╭─ The records

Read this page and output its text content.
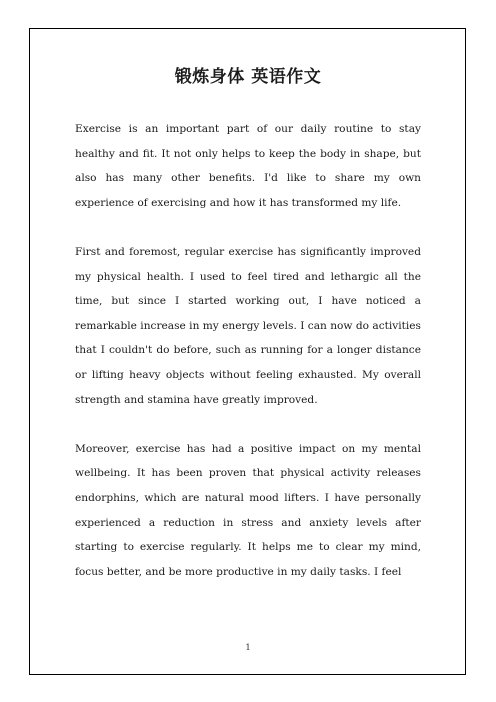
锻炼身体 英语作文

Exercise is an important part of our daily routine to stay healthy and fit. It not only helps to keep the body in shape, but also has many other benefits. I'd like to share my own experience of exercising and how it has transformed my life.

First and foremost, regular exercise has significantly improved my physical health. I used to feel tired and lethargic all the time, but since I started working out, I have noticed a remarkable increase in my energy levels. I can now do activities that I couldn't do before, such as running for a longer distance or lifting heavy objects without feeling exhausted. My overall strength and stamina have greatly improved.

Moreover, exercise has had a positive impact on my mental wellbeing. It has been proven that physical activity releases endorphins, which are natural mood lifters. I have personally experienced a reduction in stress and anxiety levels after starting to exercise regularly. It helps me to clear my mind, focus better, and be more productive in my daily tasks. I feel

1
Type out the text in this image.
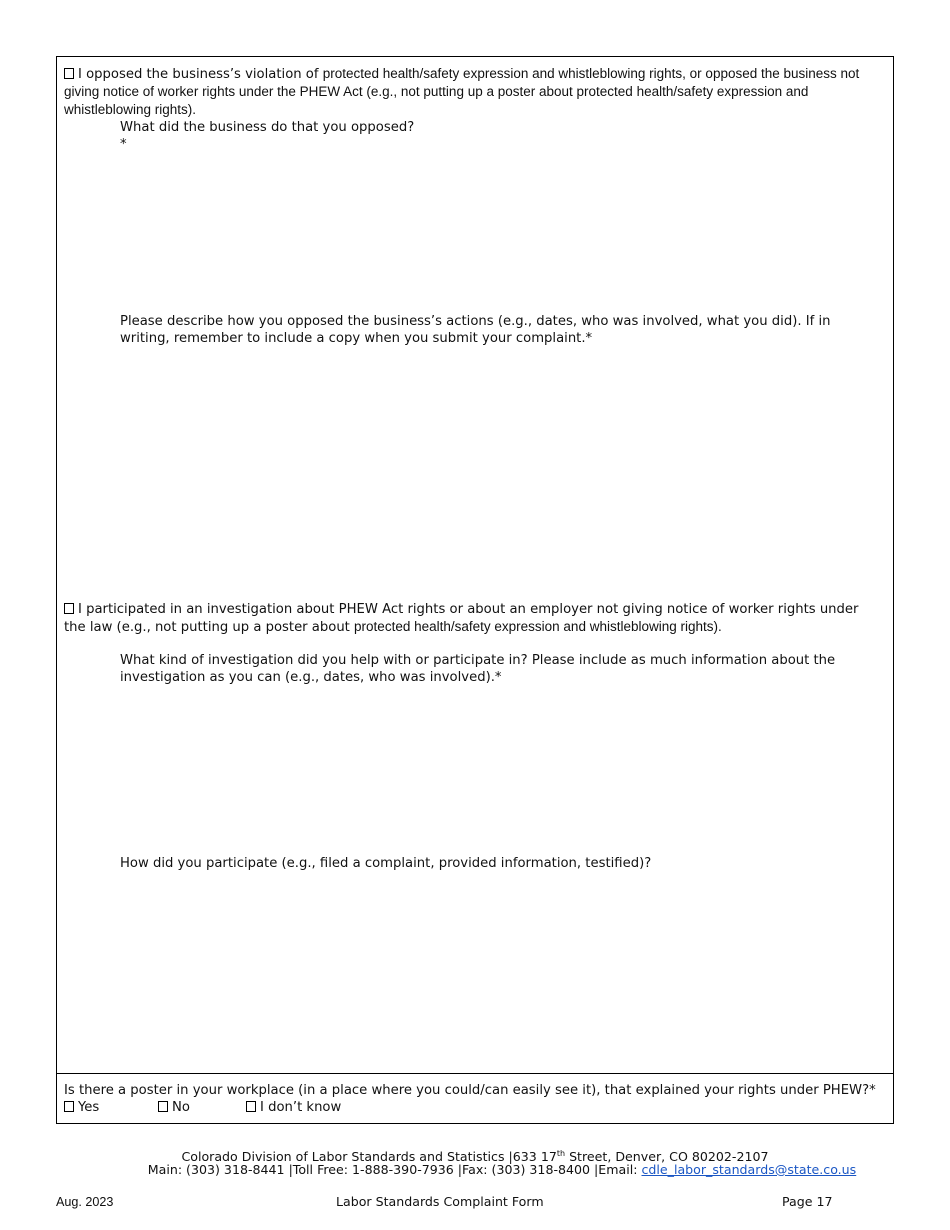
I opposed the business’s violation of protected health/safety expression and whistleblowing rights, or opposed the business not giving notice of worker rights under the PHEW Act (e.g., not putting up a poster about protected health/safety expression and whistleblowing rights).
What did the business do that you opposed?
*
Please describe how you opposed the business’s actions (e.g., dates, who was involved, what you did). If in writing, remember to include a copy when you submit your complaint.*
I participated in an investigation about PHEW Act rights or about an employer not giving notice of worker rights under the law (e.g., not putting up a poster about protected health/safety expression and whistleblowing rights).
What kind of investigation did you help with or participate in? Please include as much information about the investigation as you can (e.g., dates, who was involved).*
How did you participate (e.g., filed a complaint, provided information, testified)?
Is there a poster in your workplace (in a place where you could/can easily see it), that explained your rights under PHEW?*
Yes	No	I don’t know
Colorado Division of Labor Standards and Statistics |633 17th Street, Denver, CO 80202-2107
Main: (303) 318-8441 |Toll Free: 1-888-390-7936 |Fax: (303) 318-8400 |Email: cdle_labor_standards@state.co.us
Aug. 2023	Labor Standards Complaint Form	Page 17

╰─

### Given task
The pictures should not appear in the copy; every other part of the records above must be returned exactly.

### Exercise response
Read this page and output its text content.
锻炼身体 英语作文

Exercise is an important part of our daily routine to stay healthy and fit. It not only helps to keep the body in shape, but also has many other benefits. I'd like to share my own experience of exercising and how it has transformed my life.

First and foremost, regular exercise has significantly improved my physical health. I used to feel tired and lethargic all the time, but since I started working out, I have noticed a remarkable increase in my energy levels. I can now do activities that I couldn't do before, such as running for a longer distance or lifting heavy objects without feeling exhausted. My overall strength and stamina have greatly improved.

Moreover, exercise has had a positive impact on my mental wellbeing. It has been proven that physical activity releases endorphins, which are natural mood lifters. I have personally experienced a reduction in stress and anxiety levels after starting to exercise regularly. It helps me to clear my mind, focus better, and be more productive in my daily tasks. I feel

1
Type out the text in this image.
I opposed the business’s violation of protected health/safety expression and whistleblowing rights, or opposed the business not giving notice of worker rights under the PHEW Act (e.g., not putting up a poster about protected health/safety expression and whistleblowing rights).
What did the business do that you opposed?
*
Please describe how you opposed the business’s actions (e.g., dates, who was involved, what you did). If in writing, remember to include a copy when you submit your complaint.*
I participated in an investigation about PHEW Act rights or about an employer not giving notice of worker rights under the law (e.g., not putting up a poster about protected health/safety expression and whistleblowing rights).
What kind of investigation did you help with or participate in? Please include as much information about the investigation as you can (e.g., dates, who was involved).*
How did you participate (e.g., filed a complaint, provided information, testified)?
Is there a poster in your workplace (in a place where you could/can easily see it), that explained your rights under PHEW?*
Yes	No	I don’t know
Colorado Division of Labor Standards and Statistics |633 17th Street, Denver, CO 80202-2107
Main: (303) 318-8441 |Toll Free: 1-888-390-7936 |Fax: (303) 318-8400 |Email: cdle_labor_standards@state.co.us
Aug. 2023	Labor Standards Complaint Form	Page 17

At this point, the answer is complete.